■ **The task**
Display each line of the records below that contains the string "axis".

■ **Data for the task**

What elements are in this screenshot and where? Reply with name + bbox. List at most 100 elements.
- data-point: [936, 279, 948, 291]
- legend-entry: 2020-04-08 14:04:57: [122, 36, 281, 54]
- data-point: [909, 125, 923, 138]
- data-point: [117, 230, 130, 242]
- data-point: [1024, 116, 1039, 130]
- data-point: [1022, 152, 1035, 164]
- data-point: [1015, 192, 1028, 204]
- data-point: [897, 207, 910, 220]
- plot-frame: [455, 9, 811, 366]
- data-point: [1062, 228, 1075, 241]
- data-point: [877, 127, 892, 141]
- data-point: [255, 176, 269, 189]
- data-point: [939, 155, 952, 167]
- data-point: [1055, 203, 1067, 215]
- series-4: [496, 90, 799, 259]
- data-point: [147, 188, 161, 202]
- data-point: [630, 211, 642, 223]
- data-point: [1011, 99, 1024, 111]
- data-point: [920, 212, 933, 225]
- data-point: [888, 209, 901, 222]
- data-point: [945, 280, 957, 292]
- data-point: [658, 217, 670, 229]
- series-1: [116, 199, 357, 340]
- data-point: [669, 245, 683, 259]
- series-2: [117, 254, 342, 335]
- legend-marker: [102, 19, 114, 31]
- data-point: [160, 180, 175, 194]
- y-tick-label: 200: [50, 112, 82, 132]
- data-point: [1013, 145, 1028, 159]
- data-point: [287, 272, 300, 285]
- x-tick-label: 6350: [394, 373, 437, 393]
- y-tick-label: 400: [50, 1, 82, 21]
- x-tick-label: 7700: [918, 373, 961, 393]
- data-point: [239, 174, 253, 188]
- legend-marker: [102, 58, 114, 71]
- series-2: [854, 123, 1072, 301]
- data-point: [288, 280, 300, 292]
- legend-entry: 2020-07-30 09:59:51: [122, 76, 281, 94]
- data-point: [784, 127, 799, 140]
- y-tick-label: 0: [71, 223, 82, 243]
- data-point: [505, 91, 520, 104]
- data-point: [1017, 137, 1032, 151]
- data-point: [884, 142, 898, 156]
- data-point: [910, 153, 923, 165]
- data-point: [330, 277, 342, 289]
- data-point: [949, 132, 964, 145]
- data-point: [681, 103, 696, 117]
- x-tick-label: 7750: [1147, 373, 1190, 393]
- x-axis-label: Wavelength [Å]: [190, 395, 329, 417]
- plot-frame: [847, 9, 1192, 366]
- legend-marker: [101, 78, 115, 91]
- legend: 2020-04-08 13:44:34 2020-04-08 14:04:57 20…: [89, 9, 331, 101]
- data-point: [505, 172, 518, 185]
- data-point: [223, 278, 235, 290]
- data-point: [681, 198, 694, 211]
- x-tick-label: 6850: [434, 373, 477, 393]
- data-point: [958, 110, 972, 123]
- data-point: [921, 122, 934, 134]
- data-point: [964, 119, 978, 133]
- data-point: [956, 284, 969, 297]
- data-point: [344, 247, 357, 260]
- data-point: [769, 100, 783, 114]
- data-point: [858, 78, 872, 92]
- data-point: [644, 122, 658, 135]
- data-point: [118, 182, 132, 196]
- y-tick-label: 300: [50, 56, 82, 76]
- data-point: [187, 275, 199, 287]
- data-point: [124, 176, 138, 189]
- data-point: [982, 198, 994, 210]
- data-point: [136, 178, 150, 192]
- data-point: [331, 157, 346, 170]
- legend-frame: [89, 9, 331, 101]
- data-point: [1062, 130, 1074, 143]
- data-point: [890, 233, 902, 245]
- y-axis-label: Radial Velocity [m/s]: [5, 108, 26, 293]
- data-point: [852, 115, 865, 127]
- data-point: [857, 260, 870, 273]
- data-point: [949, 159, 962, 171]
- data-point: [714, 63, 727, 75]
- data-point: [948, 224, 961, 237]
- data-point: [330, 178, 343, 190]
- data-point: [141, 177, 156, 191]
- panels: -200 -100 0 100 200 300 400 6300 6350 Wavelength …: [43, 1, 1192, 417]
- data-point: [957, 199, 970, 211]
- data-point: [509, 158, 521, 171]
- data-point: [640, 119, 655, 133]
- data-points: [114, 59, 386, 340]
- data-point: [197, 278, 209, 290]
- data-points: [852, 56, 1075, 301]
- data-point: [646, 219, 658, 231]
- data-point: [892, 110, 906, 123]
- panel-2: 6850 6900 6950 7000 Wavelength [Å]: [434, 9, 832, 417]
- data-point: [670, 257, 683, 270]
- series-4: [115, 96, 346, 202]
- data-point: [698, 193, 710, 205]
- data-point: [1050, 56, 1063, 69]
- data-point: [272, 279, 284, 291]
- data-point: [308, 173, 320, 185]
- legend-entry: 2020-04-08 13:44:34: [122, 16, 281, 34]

■ **Result for this exercise**
- x-axis-label: Wavelength [Å]: [190, 395, 329, 417]
- y-axis-label: Radial Velocity [m/s]: [5, 108, 26, 293]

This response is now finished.